** START Information given **

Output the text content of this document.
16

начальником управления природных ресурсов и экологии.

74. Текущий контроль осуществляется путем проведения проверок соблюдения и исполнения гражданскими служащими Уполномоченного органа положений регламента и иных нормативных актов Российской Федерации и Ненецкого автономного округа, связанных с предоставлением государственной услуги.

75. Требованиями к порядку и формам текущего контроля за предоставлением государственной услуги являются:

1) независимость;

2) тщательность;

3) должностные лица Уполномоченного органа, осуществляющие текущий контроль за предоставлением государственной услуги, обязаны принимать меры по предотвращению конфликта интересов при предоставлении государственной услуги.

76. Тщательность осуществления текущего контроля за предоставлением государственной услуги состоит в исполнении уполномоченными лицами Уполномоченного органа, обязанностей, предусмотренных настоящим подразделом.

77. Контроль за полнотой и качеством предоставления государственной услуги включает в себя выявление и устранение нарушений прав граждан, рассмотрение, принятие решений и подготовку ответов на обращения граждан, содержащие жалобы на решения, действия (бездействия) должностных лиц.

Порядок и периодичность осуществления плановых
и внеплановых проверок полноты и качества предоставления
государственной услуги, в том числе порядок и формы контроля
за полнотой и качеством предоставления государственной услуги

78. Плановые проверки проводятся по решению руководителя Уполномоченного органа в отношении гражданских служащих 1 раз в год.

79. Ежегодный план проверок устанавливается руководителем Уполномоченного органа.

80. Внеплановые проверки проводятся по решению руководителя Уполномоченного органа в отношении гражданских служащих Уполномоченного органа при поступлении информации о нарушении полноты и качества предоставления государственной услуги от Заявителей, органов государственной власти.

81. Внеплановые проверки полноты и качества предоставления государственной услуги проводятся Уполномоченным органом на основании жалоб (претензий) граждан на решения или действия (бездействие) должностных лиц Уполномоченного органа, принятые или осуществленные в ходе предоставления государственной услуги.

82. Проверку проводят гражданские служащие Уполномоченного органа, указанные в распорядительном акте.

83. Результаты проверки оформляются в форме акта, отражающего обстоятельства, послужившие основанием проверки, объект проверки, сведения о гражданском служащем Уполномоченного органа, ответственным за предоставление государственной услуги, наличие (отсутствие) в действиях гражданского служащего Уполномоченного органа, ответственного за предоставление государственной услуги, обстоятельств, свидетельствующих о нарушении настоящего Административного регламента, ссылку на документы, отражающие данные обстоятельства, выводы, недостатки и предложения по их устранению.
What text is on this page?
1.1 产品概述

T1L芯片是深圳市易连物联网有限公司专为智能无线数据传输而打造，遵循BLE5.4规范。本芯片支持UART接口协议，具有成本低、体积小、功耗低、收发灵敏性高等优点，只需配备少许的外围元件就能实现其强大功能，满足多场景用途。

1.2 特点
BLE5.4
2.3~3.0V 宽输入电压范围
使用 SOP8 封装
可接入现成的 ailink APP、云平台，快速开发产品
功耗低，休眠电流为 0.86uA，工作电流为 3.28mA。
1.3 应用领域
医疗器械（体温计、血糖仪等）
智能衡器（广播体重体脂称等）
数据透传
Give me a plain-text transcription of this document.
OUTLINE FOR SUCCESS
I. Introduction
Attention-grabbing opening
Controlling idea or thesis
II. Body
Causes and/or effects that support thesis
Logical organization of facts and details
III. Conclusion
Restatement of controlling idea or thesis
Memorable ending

** END Information given **

Please retype, exactly as written, every line from the line containing "Give me a plain-text" through the last line of the records above, including both of those lines, and nothing else.

Give me a plain-text transcription of this document.
OUTLINE FOR SUCCESS
I. Introduction
Attention-grabbing opening
Controlling idea or thesis
II. Body
Causes and/or effects that support thesis
Logical organization of facts and details
III. Conclusion
Restatement of controlling idea or thesis
Memorable ending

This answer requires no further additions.